» Directions
Without the pictures, return each record as it appears.

» Records to use
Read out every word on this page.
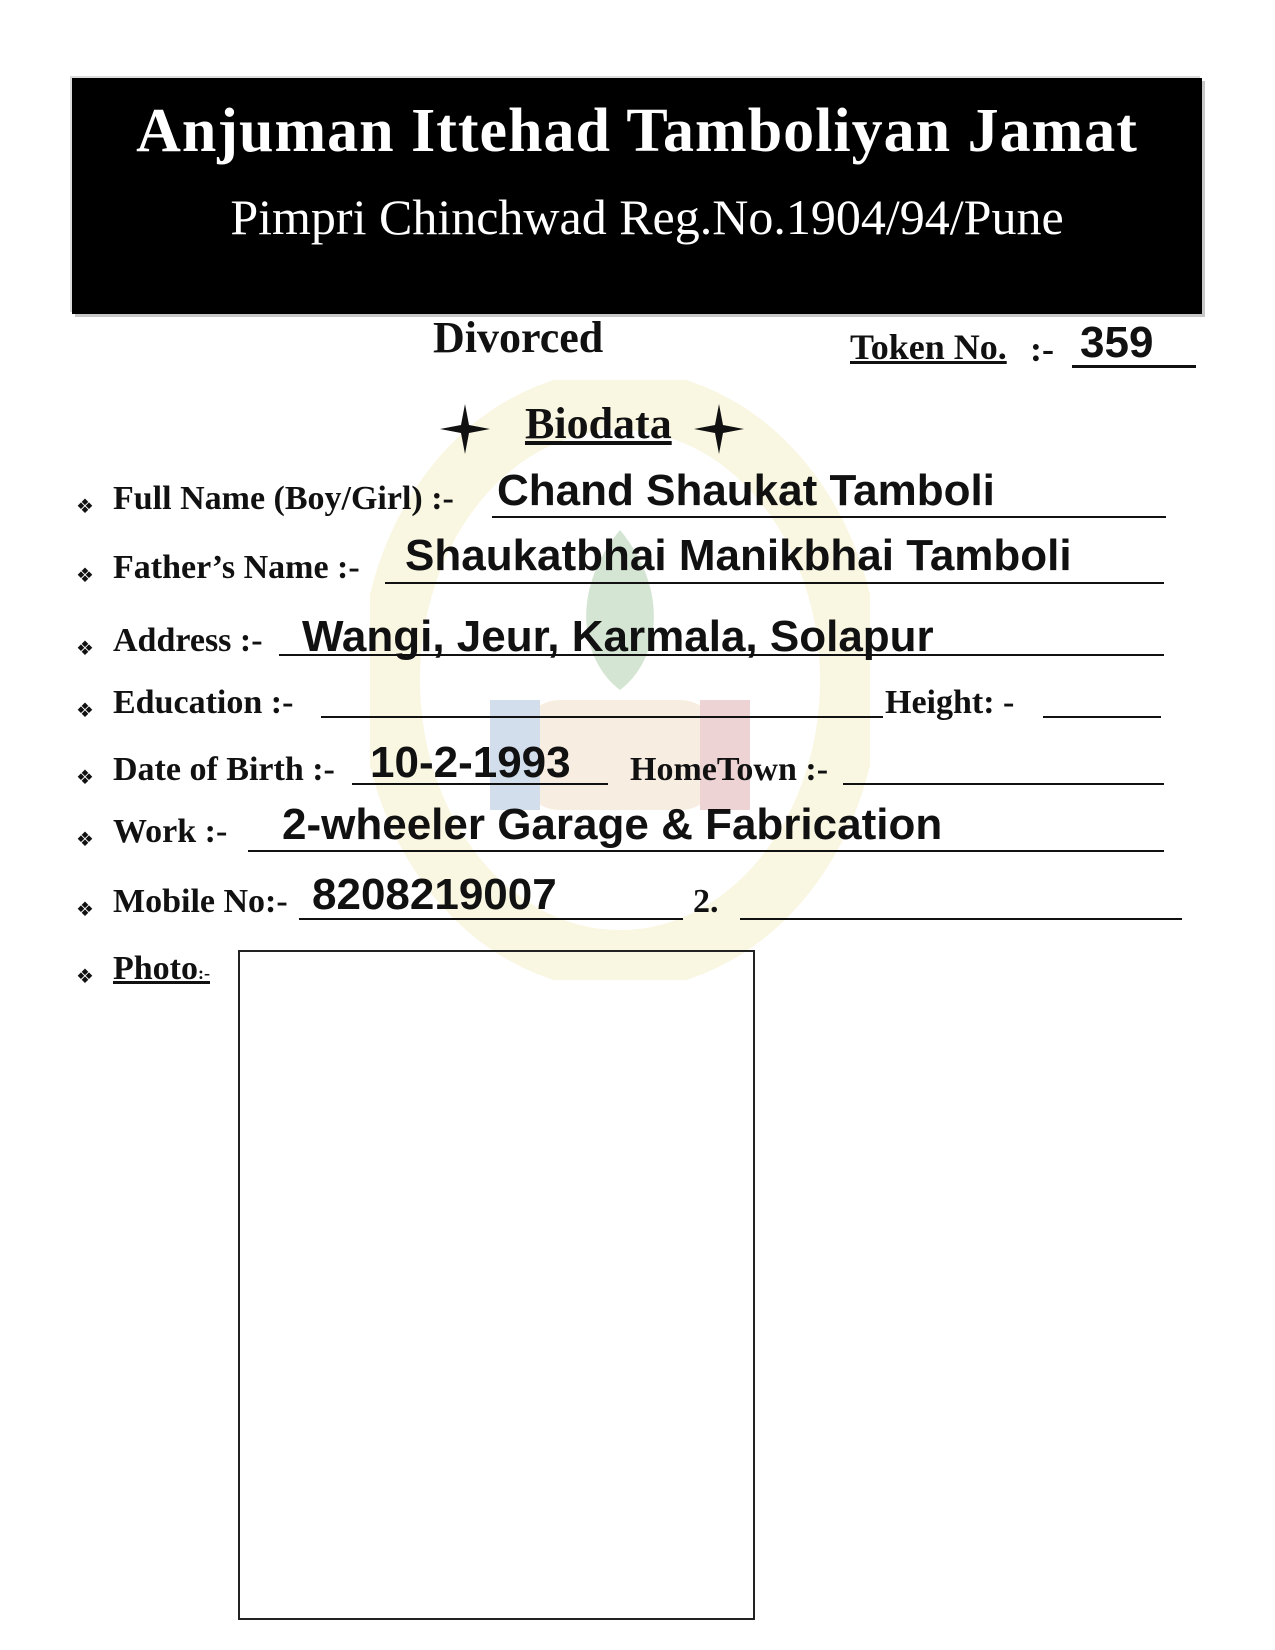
Anjuman Ittehad Tamboliyan Jamat
Pimpri Chinchwad Reg.No.1904/94/Pune
Divorced	Token No. :- 359
Biodata
❖ Full Name (Boy/Girl) :- Chand Shaukat Tamboli
❖ Father’s Name :- Shaukatbhai Manikbhai Tamboli
❖ Address :- Wangi, Jeur, Karmala, Solapur
❖ Education :-	Height: -
❖ Date of Birth :- 10-2-1993 HomeTown :-
❖ Work :- 2-wheeler Garage & Fabrication
❖ Mobile No:- 8208219007	2.
❖ Photo:-
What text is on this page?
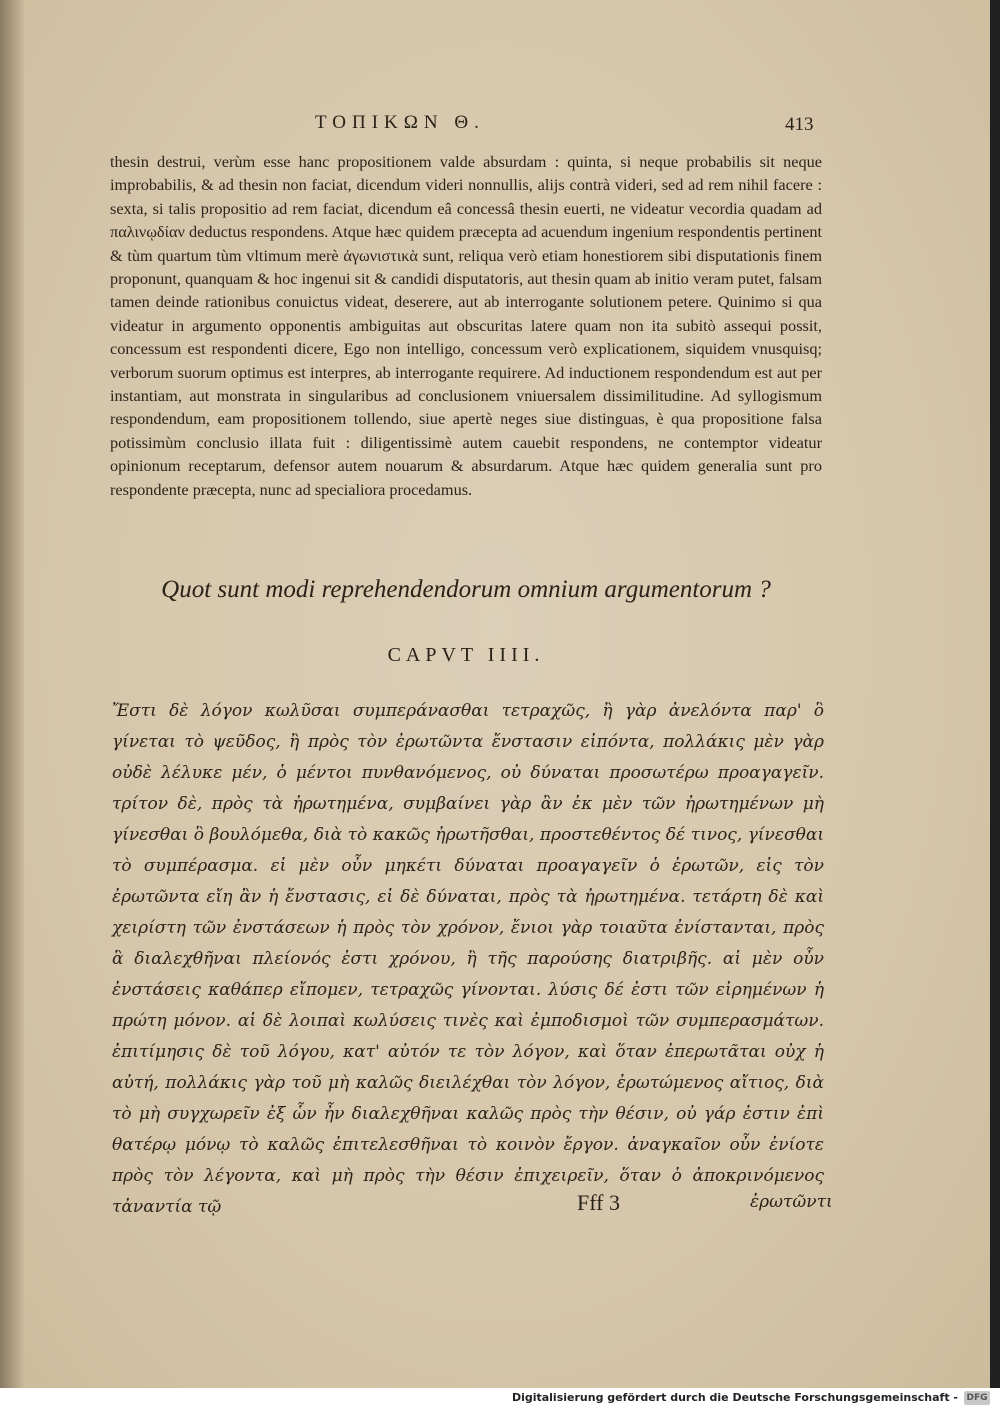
ΤΟΠΙΚΩΝ Θ.	413

thesin destrui, verùm esse hanc propositionem valde absurdam : quinta, si neque probabilis sit neque improbabilis, & ad thesin non faciat, dicendum videri nonnullis, alijs contrà videri, sed ad rem nihil facere : sexta, si talis propositio ad rem faciat, dicendum eâ concessâ thesin euerti, ne videatur vecordia quadam ad παλινῳδίαν deductus respondens. Atque hæc quidem præcepta ad acuendum ingenium respondentis pertinent & tùm quartum tùm vltimum merè ἀγωνιστικὰ sunt, reliqua verò etiam honestiorem sibi disputationis finem proponunt, quanquam & hoc ingenui sit & candidi disputatoris, aut thesin quam ab initio veram putet, falsam tamen deinde rationibus conuictus videat, deserere, aut ab interrogante solutionem petere. Quinimo si qua videatur in argumento opponentis ambiguitas aut obscuritas latere quam non ita subitò assequi possit, concessum est respondenti dicere, Ego non intelligo, concessum verò explicationem, siquidem vnusquisq; verborum suorum optimus est interpres, ab interrogante requirere. Ad inductionem respondendum est aut per instantiam, aut monstrata in singularibus ad conclusionem vniuersalem dissimilitudine. Ad syllogismum respondendum, eam propositionem tollendo, siue apertè neges siue distinguas, è qua propositione falsa potissimùm conclusio illata fuit : diligentissimè autem cauebit respondens, ne contemptor videatur opinionum receptarum, defensor autem nouarum & absurdarum. Atque hæc quidem generalia sunt pro respondente præcepta, nunc ad specialiora procedamus.

Quot sunt modi reprehendendorum omnium argumentorum ?
CAPVT IIII.

Ἔστι δὲ λόγον κωλῦσαι συμπεράνασθαι τετραχῶς, ἢ γὰρ ἀνελόντα παρ' ὃ γίνεται τὸ ψεῦδος, ἢ πρὸς τὸν ἐρωτῶντα ἔνστασιν εἰπόντα, πολλάκις μὲν γὰρ οὐδὲ λέλυκε μέν, ὁ μέντοι πυνθανόμενος, οὐ δύναται προσωτέρω προαγαγεῖν. τρίτον δὲ, πρὸς τὰ ἠρωτημένα, συμβαίνει γὰρ ἂν ἐκ μὲν τῶν ἠρωτημένων μὴ γίνεσθαι ὃ βουλόμεθα, διὰ τὸ κακῶς ἠρωτῆσθαι, προστεθέντος δέ τινος, γίνεσθαι τὸ συμπέρασμα. εἰ μὲν οὖν μηκέτι δύναται προαγαγεῖν ὁ ἐρωτῶν, εἰς τὸν ἐρωτῶντα εἴη ἂν ἡ ἔνστασις, εἰ δὲ δύναται, πρὸς τὰ ἠρωτημένα. τετάρτη δὲ καὶ χειρίστη τῶν ἐνστάσεων ἡ πρὸς τὸν χρόνον, ἔνιοι γὰρ τοιαῦτα ἐνίστανται, πρὸς ἃ διαλεχθῆναι πλείονός ἐστι χρόνου, ἢ τῆς παρούσης διατριβῆς. αἱ μὲν οὖν ἐνστάσεις καθάπερ εἴπομεν, τετραχῶς γίνονται. λύσις δέ ἐστι τῶν εἰρημένων ἡ πρώτη μόνον. αἱ δὲ λοιπαὶ κωλύσεις τινὲς καὶ ἐμποδισμοὶ τῶν συμπερασμάτων. ἐπιτίμησις δὲ τοῦ λόγου, κατ' αὐτόν τε τὸν λόγον, καὶ ὅταν ἐπερωτᾶται οὐχ ἡ αὐτή, πολλάκις γὰρ τοῦ μὴ καλῶς διειλέχθαι τὸν λόγον, ἐρωτώμενος αἴτιος, διὰ τὸ μὴ συγχωρεῖν ἐξ ὧν ἦν διαλεχθῆναι καλῶς πρὸς τὴν θέσιν, οὐ γάρ ἐστιν ἐπὶ θατέρῳ μόνῳ τὸ καλῶς ἐπιτελεσθῆναι τὸ κοινὸν ἔργον. ἀναγκαῖον οὖν ἐνίοτε πρὸς τὸν λέγοντα, καὶ μὴ πρὸς τὴν θέσιν ἐπιχειρεῖν, ὅταν ὁ ἀποκρινόμενος τἀναντία τῷ	Fff 3	ἐρωτῶντι
Digitalisierung gefördert durch die Deutsche Forschungsgemeinschaft - DFG
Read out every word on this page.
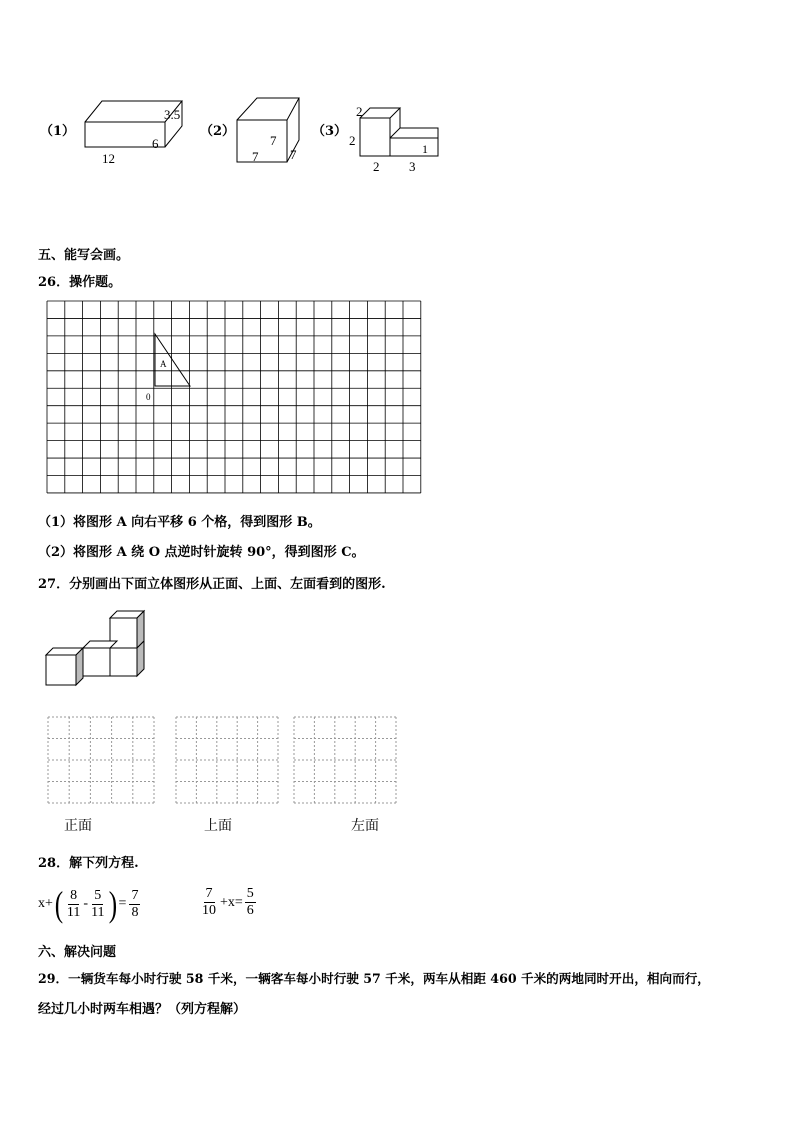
（1）
3.5
6
12
（2）
7
7 7
（3）
2
2
1
2 3
五、能写会画。
26．操作题。
A
0
（1）将图形 A 向右平移 6 个格，得到图形 B。
（2）将图形 A 绕 O 点逆时针旋转 90°，得到图形 C。
27．分别画出下面立体图形从正面、上面、左面看到的图形.
正面	上面	左面
28．解下列方程.
x+ ( $\frac{8}{11} - \frac{5}{11}$ ) = $\frac{7}{8}$	$\frac{7}{10} +x= \frac{5}{6}$
六、解决问题
29．一辆货车每小时行驶 58 千米，一辆客车每小时行驶 57 千米，两车从相距 460 千米的两地同时开出，相向而行，
经过几小时两车相遇？（列方程解）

» Exercise result
Read out every word on this page.
Anjuman Ittehad Tamboliyan Jamat
Pimpri Chinchwad Reg.No.1904/94/Pune
Divorced	Token No. :- 359
Biodata
❖ Full Name (Boy/Girl) :- Chand Shaukat Tamboli
❖ Father’s Name :- Shaukatbhai Manikbhai Tamboli
❖ Address :- Wangi, Jeur, Karmala, Solapur
❖ Education :-	Height: -
❖ Date of Birth :- 10-2-1993 HomeTown :-
❖ Work :- 2-wheeler Garage & Fabrication
❖ Mobile No:- 8208219007	2.
❖ Photo:-
What text is on this page?
ΤΟΠΙΚΩΝ Θ.	413

thesin destrui, verùm esse hanc propositionem valde absurdam : quinta, si neque probabilis sit neque improbabilis, & ad thesin non faciat, dicendum videri nonnullis, alijs contrà videri, sed ad rem nihil facere : sexta, si talis propositio ad rem faciat, dicendum eâ concessâ thesin euerti, ne videatur vecordia quadam ad παλινῳδίαν deductus respondens. Atque hæc quidem præcepta ad acuendum ingenium respondentis pertinent & tùm quartum tùm vltimum merè ἀγωνιστικὰ sunt, reliqua verò etiam honestiorem sibi disputationis finem proponunt, quanquam & hoc ingenui sit & candidi disputatoris, aut thesin quam ab initio veram putet, falsam tamen deinde rationibus conuictus videat, deserere, aut ab interrogante solutionem petere. Quinimo si qua videatur in argumento opponentis ambiguitas aut obscuritas latere quam non ita subitò assequi possit, concessum est respondenti dicere, Ego non intelligo, concessum verò explicationem, siquidem vnusquisq; verborum suorum optimus est interpres, ab interrogante requirere. Ad inductionem respondendum est aut per instantiam, aut monstrata in singularibus ad conclusionem vniuersalem dissimilitudine. Ad syllogismum respondendum, eam propositionem tollendo, siue apertè neges siue distinguas, è qua propositione falsa potissimùm conclusio illata fuit : diligentissimè autem cauebit respondens, ne contemptor videatur opinionum receptarum, defensor autem nouarum & absurdarum. Atque hæc quidem generalia sunt pro respondente præcepta, nunc ad specialiora procedamus.

Quot sunt modi reprehendendorum omnium argumentorum ?
CAPVT IIII.

Ἔστι δὲ λόγον κωλῦσαι συμπεράνασθαι τετραχῶς, ἢ γὰρ ἀνελόντα παρ' ὃ γίνεται τὸ ψεῦδος, ἢ πρὸς τὸν ἐρωτῶντα ἔνστασιν εἰπόντα, πολλάκις μὲν γὰρ οὐδὲ λέλυκε μέν, ὁ μέντοι πυνθανόμενος, οὐ δύναται προσωτέρω προαγαγεῖν. τρίτον δὲ, πρὸς τὰ ἠρωτημένα, συμβαίνει γὰρ ἂν ἐκ μὲν τῶν ἠρωτημένων μὴ γίνεσθαι ὃ βουλόμεθα, διὰ τὸ κακῶς ἠρωτῆσθαι, προστεθέντος δέ τινος, γίνεσθαι τὸ συμπέρασμα. εἰ μὲν οὖν μηκέτι δύναται προαγαγεῖν ὁ ἐρωτῶν, εἰς τὸν ἐρωτῶντα εἴη ἂν ἡ ἔνστασις, εἰ δὲ δύναται, πρὸς τὰ ἠρωτημένα. τετάρτη δὲ καὶ χειρίστη τῶν ἐνστάσεων ἡ πρὸς τὸν χρόνον, ἔνιοι γὰρ τοιαῦτα ἐνίστανται, πρὸς ἃ διαλεχθῆναι πλείονός ἐστι χρόνου, ἢ τῆς παρούσης διατριβῆς. αἱ μὲν οὖν ἐνστάσεις καθάπερ εἴπομεν, τετραχῶς γίνονται. λύσις δέ ἐστι τῶν εἰρημένων ἡ πρώτη μόνον. αἱ δὲ λοιπαὶ κωλύσεις τινὲς καὶ ἐμποδισμοὶ τῶν συμπερασμάτων. ἐπιτίμησις δὲ τοῦ λόγου, κατ' αὐτόν τε τὸν λόγον, καὶ ὅταν ἐπερωτᾶται οὐχ ἡ αὐτή, πολλάκις γὰρ τοῦ μὴ καλῶς διειλέχθαι τὸν λόγον, ἐρωτώμενος αἴτιος, διὰ τὸ μὴ συγχωρεῖν ἐξ ὧν ἦν διαλεχθῆναι καλῶς πρὸς τὴν θέσιν, οὐ γάρ ἐστιν ἐπὶ θατέρῳ μόνῳ τὸ καλῶς ἐπιτελεσθῆναι τὸ κοινὸν ἔργον. ἀναγκαῖον οὖν ἐνίοτε πρὸς τὸν λέγοντα, καὶ μὴ πρὸς τὴν θέσιν ἐπιχειρεῖν, ὅταν ὁ ἀποκρινόμενος τἀναντία τῷ	Fff 3	ἐρωτῶντι
Digitalisierung gefördert durch die Deutsche Forschungsgemeinschaft - DFG
Read out every word on this page.
（1）
3.5
6
12
（2）
7
7 7
（3）
2
2
1
2 3
五、能写会画。
26．操作题。
A
0
（1）将图形 A 向右平移 6 个格，得到图形 B。
（2）将图形 A 绕 O 点逆时针旋转 90°，得到图形 C。
27．分别画出下面立体图形从正面、上面、左面看到的图形.
正面	上面	左面
28．解下列方程.
x+ ( $\frac{8}{11} - \frac{5}{11}$ ) = $\frac{7}{8}$	$\frac{7}{10} +x= \frac{5}{6}$
六、解决问题
29．一辆货车每小时行驶 58 千米，一辆客车每小时行驶 57 千米，两车从相距 460 千米的两地同时开出，相向而行，
经过几小时两车相遇？（列方程解）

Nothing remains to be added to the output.